## DO THIS
Reproduce all of the data below without alteration; exclude every picture.

## TASK MATERIAL
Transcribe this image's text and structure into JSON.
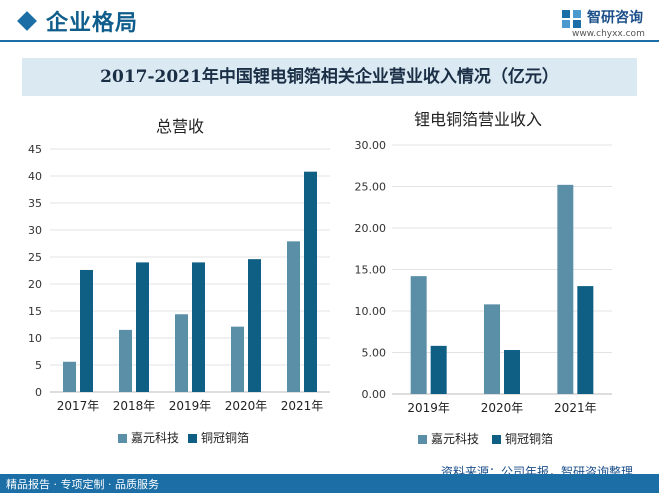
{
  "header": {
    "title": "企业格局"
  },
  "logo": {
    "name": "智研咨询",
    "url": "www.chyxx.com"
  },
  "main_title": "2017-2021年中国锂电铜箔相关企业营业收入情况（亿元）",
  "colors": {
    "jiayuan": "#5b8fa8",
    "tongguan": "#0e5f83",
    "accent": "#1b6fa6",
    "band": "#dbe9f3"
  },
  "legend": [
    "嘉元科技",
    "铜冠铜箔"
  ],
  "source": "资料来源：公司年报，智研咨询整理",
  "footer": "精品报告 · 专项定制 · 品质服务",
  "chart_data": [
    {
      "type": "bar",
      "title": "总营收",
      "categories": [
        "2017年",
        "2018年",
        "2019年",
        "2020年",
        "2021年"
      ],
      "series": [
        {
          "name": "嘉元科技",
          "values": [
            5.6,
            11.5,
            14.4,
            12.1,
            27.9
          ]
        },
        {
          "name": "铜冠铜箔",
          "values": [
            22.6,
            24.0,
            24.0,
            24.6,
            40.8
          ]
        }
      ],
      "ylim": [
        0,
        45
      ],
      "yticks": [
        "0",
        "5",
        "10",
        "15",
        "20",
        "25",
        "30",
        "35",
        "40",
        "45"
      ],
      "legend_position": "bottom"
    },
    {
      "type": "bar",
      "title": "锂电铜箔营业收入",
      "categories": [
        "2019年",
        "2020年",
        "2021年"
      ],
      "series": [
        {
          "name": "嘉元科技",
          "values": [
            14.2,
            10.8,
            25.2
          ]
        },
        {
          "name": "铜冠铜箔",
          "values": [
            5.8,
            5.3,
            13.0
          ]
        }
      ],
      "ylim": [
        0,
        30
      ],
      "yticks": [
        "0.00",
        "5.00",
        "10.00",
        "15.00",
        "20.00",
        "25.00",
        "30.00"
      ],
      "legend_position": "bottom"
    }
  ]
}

## FULL OUTPUT
Transcribe this image's text and structure into JSON.
{
  "header": {
    "title": "企业格局"
  },
  "logo": {
    "name": "智研咨询",
    "url": "www.chyxx.com"
  },
  "main_title": "2017-2021年中国锂电铜箔相关企业营业收入情况（亿元）",
  "colors": {
    "jiayuan": "#5b8fa8",
    "tongguan": "#0e5f83",
    "accent": "#1b6fa6",
    "band": "#dbe9f3"
  },
  "legend": [
    "嘉元科技",
    "铜冠铜箔"
  ],
  "source": "资料来源：公司年报，智研咨询整理",
  "footer": "精品报告 · 专项定制 · 品质服务",
  "chart_data": [
    {
      "type": "bar",
      "title": "总营收",
      "categories": [
        "2017年",
        "2018年",
        "2019年",
        "2020年",
        "2021年"
      ],
      "series": [
        {
          "name": "嘉元科技",
          "values": [
            5.6,
            11.5,
            14.4,
            12.1,
            27.9
          ]
        },
        {
          "name": "铜冠铜箔",
          "values": [
            22.6,
            24.0,
            24.0,
            24.6,
            40.8
          ]
        }
      ],
      "ylim": [
        0,
        45
      ],
      "yticks": [
        "0",
        "5",
        "10",
        "15",
        "20",
        "25",
        "30",
        "35",
        "40",
        "45"
      ],
      "legend_position": "bottom"
    },
    {
      "type": "bar",
      "title": "锂电铜箔营业收入",
      "categories": [
        "2019年",
        "2020年",
        "2021年"
      ],
      "series": [
        {
          "name": "嘉元科技",
          "values": [
            14.2,
            10.8,
            25.2
          ]
        },
        {
          "name": "铜冠铜箔",
          "values": [
            5.8,
            5.3,
            13.0
          ]
        }
      ],
      "ylim": [
        0,
        30
      ],
      "yticks": [
        "0.00",
        "5.00",
        "10.00",
        "15.00",
        "20.00",
        "25.00",
        "30.00"
      ],
      "legend_position": "bottom"
    }
  ]
}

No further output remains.